## What you will do
All of the material below is to be retyped exactly.

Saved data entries

◆ ◆ ◆

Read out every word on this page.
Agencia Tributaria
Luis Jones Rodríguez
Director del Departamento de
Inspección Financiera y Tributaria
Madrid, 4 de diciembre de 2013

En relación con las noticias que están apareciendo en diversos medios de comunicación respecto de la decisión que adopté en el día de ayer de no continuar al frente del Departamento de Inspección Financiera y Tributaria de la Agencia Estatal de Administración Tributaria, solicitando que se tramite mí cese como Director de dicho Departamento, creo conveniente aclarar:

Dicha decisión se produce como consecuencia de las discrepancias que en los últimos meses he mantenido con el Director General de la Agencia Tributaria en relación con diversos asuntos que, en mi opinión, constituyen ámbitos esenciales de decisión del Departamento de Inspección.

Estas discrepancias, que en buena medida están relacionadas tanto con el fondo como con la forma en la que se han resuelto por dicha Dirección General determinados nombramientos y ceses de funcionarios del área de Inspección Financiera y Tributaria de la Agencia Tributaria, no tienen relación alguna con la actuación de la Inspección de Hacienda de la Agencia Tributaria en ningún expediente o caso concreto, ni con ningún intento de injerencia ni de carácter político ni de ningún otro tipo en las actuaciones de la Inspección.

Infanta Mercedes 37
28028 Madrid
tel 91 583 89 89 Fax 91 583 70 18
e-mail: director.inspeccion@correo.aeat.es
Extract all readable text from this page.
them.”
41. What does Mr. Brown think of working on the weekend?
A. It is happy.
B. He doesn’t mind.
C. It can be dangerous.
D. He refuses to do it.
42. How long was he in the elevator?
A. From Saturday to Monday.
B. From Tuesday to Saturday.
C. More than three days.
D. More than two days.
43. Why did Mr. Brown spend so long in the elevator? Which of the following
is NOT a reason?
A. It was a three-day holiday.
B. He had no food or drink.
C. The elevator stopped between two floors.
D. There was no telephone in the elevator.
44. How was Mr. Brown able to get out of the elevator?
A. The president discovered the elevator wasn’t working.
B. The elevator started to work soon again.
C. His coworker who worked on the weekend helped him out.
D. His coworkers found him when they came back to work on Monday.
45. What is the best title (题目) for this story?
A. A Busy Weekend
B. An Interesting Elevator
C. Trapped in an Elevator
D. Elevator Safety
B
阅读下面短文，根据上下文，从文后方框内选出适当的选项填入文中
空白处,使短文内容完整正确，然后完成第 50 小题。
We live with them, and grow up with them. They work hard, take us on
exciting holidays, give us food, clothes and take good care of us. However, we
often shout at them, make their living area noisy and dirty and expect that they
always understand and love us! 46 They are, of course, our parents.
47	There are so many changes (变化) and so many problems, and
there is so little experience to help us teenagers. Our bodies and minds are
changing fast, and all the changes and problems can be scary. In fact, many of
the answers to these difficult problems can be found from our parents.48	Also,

◆ ◆ ◆

## Finished task
Read out every word on this page.
Agencia Tributaria
Luis Jones Rodríguez
Director del Departamento de
Inspección Financiera y Tributaria
Madrid, 4 de diciembre de 2013

En relación con las noticias que están apareciendo en diversos medios de comunicación respecto de la decisión que adopté en el día de ayer de no continuar al frente del Departamento de Inspección Financiera y Tributaria de la Agencia Estatal de Administración Tributaria, solicitando que se tramite mí cese como Director de dicho Departamento, creo conveniente aclarar:

Dicha decisión se produce como consecuencia de las discrepancias que en los últimos meses he mantenido con el Director General de la Agencia Tributaria en relación con diversos asuntos que, en mi opinión, constituyen ámbitos esenciales de decisión del Departamento de Inspección.

Estas discrepancias, que en buena medida están relacionadas tanto con el fondo como con la forma en la que se han resuelto por dicha Dirección General determinados nombramientos y ceses de funcionarios del área de Inspección Financiera y Tributaria de la Agencia Tributaria, no tienen relación alguna con la actuación de la Inspección de Hacienda de la Agencia Tributaria en ningún expediente o caso concreto, ni con ningún intento de injerencia ni de carácter político ni de ningún otro tipo en las actuaciones de la Inspección.

Infanta Mercedes 37
28028 Madrid
tel 91 583 89 89 Fax 91 583 70 18
e-mail: director.inspeccion@correo.aeat.es
Extract all readable text from this page.
them.”
41. What does Mr. Brown think of working on the weekend?
A. It is happy.
B. He doesn’t mind.
C. It can be dangerous.
D. He refuses to do it.
42. How long was he in the elevator?
A. From Saturday to Monday.
B. From Tuesday to Saturday.
C. More than three days.
D. More than two days.
43. Why did Mr. Brown spend so long in the elevator? Which of the following
is NOT a reason?
A. It was a three-day holiday.
B. He had no food or drink.
C. The elevator stopped between two floors.
D. There was no telephone in the elevator.
44. How was Mr. Brown able to get out of the elevator?
A. The president discovered the elevator wasn’t working.
B. The elevator started to work soon again.
C. His coworker who worked on the weekend helped him out.
D. His coworkers found him when they came back to work on Monday.
45. What is the best title (题目) for this story?
A. A Busy Weekend
B. An Interesting Elevator
C. Trapped in an Elevator
D. Elevator Safety
B
阅读下面短文，根据上下文，从文后方框内选出适当的选项填入文中
空白处,使短文内容完整正确，然后完成第 50 小题。
We live with them, and grow up with them. They work hard, take us on
exciting holidays, give us food, clothes and take good care of us. However, we
often shout at them, make their living area noisy and dirty and expect that they
always understand and love us! 46 They are, of course, our parents.
47	There are so many changes (变化) and so many problems, and
there is so little experience to help us teenagers. Our bodies and minds are
changing fast, and all the changes and problems can be scary. In fact, many of
the answers to these difficult problems can be found from our parents.48	Also,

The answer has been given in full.